§ Short problem
Look through the listing below and give the number of lines that hold "this". Say nothing more.

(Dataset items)
==============================

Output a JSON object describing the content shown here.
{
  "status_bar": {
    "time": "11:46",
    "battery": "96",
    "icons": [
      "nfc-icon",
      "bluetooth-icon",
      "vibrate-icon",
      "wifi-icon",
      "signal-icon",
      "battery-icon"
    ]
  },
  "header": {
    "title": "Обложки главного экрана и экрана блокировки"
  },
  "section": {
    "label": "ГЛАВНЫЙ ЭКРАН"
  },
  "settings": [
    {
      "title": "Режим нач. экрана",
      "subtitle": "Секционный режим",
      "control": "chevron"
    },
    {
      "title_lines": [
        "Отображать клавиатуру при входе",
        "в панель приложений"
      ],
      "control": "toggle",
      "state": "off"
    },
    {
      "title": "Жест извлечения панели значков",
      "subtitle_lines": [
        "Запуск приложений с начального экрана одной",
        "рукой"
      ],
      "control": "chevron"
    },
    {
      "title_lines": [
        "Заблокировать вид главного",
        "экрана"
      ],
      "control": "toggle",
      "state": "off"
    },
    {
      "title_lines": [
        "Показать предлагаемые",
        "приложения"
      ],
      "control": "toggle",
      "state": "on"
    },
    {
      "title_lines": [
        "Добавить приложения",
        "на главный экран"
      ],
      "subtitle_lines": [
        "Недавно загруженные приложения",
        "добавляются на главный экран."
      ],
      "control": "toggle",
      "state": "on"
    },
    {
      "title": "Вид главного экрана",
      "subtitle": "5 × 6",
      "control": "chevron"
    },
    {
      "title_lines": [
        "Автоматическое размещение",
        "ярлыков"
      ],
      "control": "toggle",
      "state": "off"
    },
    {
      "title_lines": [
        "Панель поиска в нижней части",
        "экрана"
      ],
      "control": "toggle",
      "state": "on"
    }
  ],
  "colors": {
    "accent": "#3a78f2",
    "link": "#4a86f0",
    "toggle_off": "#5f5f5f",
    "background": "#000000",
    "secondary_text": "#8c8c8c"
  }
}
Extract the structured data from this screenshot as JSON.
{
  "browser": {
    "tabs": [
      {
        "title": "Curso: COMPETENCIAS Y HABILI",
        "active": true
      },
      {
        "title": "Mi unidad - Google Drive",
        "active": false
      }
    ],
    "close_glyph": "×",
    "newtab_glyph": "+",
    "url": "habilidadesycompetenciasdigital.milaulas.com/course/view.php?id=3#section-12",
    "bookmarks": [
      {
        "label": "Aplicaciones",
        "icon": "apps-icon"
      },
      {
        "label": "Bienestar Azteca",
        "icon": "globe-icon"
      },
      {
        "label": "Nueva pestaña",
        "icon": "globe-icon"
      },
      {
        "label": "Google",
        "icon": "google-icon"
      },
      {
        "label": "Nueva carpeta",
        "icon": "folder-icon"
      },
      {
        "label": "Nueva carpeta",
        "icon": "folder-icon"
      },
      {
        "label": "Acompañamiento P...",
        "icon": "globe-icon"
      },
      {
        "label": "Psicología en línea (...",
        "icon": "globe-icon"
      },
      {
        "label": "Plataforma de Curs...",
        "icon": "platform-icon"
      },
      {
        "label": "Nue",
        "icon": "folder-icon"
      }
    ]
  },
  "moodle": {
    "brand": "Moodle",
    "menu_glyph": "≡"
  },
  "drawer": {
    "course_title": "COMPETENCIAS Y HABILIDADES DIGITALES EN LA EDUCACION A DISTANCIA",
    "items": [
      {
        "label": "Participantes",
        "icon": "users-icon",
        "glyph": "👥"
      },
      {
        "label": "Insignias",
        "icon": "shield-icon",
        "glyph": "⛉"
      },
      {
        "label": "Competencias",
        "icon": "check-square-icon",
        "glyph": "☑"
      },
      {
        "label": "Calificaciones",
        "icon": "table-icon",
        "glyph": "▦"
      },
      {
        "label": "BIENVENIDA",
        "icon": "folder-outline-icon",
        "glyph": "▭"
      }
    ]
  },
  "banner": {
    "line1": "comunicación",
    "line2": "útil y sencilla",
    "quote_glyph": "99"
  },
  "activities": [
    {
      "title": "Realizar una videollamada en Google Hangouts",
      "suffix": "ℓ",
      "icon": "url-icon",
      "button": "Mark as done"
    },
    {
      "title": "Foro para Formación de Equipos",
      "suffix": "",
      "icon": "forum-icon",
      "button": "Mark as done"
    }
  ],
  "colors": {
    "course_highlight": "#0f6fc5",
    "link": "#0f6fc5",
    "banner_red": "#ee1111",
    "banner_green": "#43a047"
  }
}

==============================

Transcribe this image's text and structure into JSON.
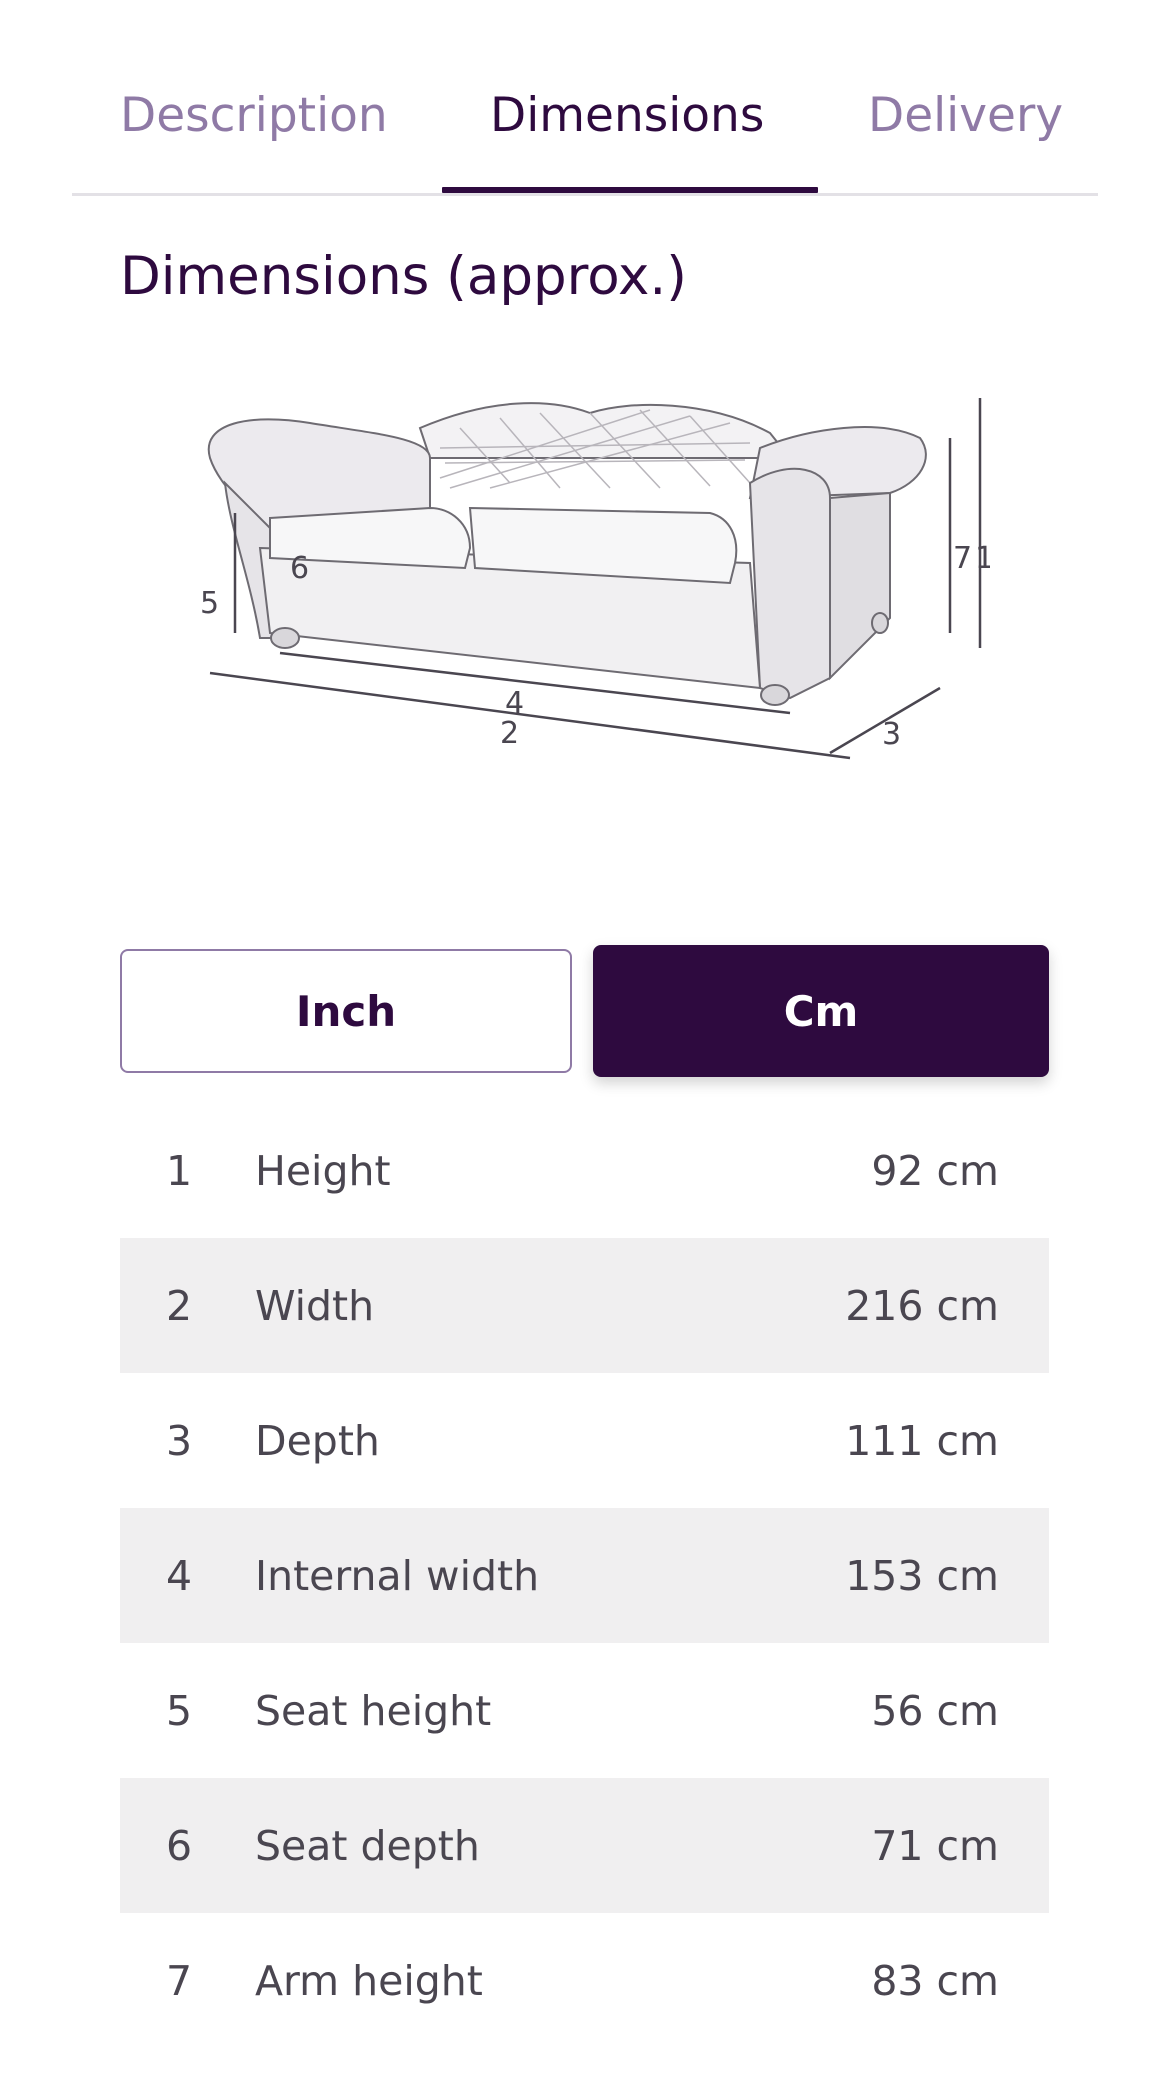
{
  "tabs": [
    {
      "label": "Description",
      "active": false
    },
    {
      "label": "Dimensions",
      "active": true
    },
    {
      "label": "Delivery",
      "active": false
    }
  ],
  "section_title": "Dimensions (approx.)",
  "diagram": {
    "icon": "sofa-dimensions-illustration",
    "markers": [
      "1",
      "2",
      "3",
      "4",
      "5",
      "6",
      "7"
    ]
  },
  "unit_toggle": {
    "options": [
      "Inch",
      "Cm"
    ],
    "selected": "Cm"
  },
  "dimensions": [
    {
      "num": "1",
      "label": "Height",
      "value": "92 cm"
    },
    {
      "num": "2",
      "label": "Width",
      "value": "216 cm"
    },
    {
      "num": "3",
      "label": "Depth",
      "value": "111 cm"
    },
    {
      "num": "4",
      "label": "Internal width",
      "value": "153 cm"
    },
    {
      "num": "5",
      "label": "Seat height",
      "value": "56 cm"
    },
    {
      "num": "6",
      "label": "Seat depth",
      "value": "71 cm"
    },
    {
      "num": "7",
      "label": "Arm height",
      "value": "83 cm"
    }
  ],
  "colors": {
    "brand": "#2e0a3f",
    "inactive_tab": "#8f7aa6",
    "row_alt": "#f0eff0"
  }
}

==============================

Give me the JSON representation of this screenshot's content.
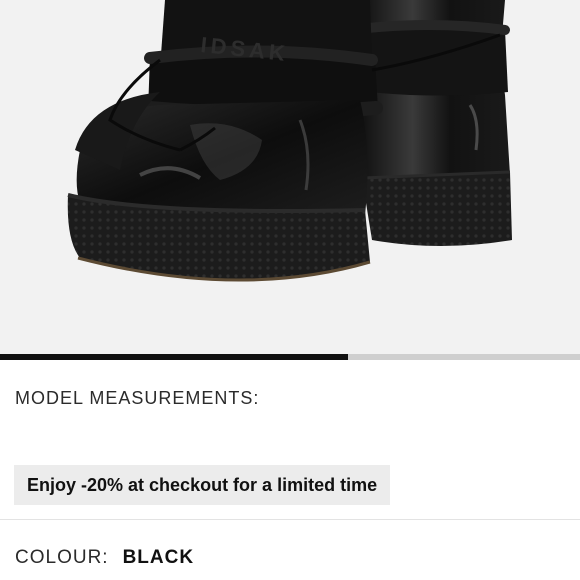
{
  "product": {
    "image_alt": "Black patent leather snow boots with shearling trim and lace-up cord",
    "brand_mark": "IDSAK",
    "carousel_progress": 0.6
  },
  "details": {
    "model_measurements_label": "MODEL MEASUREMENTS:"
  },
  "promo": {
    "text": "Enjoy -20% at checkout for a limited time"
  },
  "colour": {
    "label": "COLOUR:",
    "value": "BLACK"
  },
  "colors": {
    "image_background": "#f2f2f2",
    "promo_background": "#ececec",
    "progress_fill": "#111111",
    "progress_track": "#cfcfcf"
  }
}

==============================

§ Written response
3